**** Text under study
Tracy Solomon said...

Even though I don't have boys (I have 3 girls ages 21, 17 and 10) I can see what you mean. I feel this way when people say this about "teenagers". Especially when teens say this about themselves. It is like an excuse for bad behavior and making it acceptable. I enjoyed reading your post. Reading through your past postings, I will be back:)

Tracy Solomon

ladybugkatia.com
tracysolomon.blogspot.com

ViolinMama said...

Thanks to my SIL, I have this as a pet peeve. I was even 17 years old at the time hearing this "excuse" and it annoyed me. I think I've said it in "jest" about husbands, but I really dislike when parents use this as a REAL excuse for bad behavior. I dislike it as much as when girls are simply called hormonal as if that that lets them off being mean in middle school! Or, like Tracy says above for teens, etc. I don't like when even husbands get away with things like lack of childcare for their own kids because they are "men".

Since my son only eats and sleeps and makes diapers, I have no discipline experience yet - so I can't wait to read ideas, but I know that if my girls act that way, I would make a punishment longer or more of an impact for laughing at me - no matter what. The corner, or time out, or back in the crib, or put in a room (I have yet to do this, but have friends who reversed the lock on the door and have to lock their kids in their room for a time to get through to their kids - not abusive locking, just to get their attention). I would not let the laughing go.

I know some techniques call for the parents to not have ANY emotion in their voices when dealing out discipline (123 Magic). This keeps mom and dad calmer, and the child learns they can't "get a rise" from their parents. I have not mastered this yet, but I could see myself really doing this for Val since she is my harder, tantrum kid...I've seen this on Supper Nanny as well...calm voice, and keep sticking them back in time out, the corner, their room, etc.
********
**** Dataset records
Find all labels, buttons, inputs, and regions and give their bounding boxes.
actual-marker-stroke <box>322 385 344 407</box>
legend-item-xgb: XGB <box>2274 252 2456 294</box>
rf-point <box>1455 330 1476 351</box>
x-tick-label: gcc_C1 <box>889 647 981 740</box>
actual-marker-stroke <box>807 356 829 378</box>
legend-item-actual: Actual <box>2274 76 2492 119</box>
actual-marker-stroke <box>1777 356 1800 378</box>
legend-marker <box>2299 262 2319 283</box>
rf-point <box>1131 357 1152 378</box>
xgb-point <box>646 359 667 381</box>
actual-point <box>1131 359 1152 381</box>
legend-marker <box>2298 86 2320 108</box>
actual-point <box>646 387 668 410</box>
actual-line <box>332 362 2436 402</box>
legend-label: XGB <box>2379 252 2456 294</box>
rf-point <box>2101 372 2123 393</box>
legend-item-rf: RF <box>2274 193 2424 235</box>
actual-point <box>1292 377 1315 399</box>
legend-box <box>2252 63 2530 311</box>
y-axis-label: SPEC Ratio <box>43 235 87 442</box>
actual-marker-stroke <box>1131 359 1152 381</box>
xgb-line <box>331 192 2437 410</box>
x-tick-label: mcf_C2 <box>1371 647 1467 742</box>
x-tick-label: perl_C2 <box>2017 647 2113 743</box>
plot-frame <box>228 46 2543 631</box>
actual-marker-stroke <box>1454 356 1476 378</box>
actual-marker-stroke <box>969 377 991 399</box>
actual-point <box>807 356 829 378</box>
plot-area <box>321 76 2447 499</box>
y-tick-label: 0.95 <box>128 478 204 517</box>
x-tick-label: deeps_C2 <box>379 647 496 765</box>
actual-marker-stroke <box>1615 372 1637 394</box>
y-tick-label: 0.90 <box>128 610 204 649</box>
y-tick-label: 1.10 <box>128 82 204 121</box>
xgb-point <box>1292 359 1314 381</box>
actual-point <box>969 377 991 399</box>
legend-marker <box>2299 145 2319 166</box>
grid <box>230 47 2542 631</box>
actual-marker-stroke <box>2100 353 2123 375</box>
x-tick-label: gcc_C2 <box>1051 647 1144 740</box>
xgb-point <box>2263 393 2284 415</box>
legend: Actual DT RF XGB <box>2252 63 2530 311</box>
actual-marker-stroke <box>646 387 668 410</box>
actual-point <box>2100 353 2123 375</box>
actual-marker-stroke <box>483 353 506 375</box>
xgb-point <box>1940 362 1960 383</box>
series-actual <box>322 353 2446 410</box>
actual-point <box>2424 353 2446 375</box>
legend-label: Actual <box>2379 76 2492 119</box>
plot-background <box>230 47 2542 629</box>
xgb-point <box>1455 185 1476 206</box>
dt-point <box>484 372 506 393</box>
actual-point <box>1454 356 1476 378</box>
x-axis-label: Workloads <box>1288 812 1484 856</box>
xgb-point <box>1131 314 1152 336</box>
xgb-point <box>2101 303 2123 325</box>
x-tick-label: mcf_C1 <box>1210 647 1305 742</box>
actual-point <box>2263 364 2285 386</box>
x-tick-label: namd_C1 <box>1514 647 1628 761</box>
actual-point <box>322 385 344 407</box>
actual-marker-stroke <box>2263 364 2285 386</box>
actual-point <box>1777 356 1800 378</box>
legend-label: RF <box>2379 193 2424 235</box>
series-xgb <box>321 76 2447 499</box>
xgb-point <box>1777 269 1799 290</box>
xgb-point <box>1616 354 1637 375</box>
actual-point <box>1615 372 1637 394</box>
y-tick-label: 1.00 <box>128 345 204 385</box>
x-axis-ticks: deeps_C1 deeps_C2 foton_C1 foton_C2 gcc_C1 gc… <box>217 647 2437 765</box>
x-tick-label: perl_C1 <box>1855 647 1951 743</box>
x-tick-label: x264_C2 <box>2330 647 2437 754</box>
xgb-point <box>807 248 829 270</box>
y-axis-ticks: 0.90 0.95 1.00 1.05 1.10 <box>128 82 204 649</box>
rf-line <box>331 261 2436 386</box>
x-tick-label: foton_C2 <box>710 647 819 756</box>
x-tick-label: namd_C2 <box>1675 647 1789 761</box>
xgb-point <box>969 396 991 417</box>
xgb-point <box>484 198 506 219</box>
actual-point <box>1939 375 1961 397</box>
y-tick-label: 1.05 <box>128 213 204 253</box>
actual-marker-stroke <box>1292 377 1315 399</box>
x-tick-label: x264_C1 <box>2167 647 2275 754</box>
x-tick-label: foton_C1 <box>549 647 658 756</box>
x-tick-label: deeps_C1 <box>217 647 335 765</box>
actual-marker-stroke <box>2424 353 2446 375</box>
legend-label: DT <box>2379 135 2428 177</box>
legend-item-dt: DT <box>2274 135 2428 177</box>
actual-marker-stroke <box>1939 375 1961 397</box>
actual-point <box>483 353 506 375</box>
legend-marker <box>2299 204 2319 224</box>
********
## Task A
Decide whether each of these statements agrees with the blog comments about parenting. Answer yes or no for each, and quote the words from the comments that settle it.
(i) Tracy Solomon has three daughters.
(ii) ViolinMama has already put a child in a room as a punishment.
(iii) ViolinMama has mastered giving out discipline without emotion in the voice.
## Task B
Continue the blog comments about parenting from their last sentence.

## Output A
(i) Yes: "I have 3 girls ages 21, 17 and 10"
(ii) No: "I have yet to do this"
(iii) No: "I have not mastered this yet"

## Output B
I hope you get good advice...I'll be reading too and filing away as my boy grows...

LindsayDianne said...

My go-to book about discipline is called "The Discipline Book" by the Sears Family Doctors (William and Martha Sears). I also enjoy their "Creative Parenting". These books may give an insight into how to deal with him. It's fully possible he just needs a different style of discipline from you in order to respond. It could be that he's seeking attention, regardless of whether it's positive or negative. It could even be something like diet, which.. for my uncle was the case.
Discipline, I feel, has been the hardest thing to deal with as a parent.

ck said...

Discipline is so hard, especially when you add friends and family into the mix who (usually don't mean to but) sometimes enable the behavior. We had HUGE issues of tantrums and back-talk with our first daughter and many of our family members would take it, which 1) shocked me and 2) made it even more difficult in the long run. For the most part I was present, so I jumped in and dealt with it. But it's hard when everyone isn't on a united front.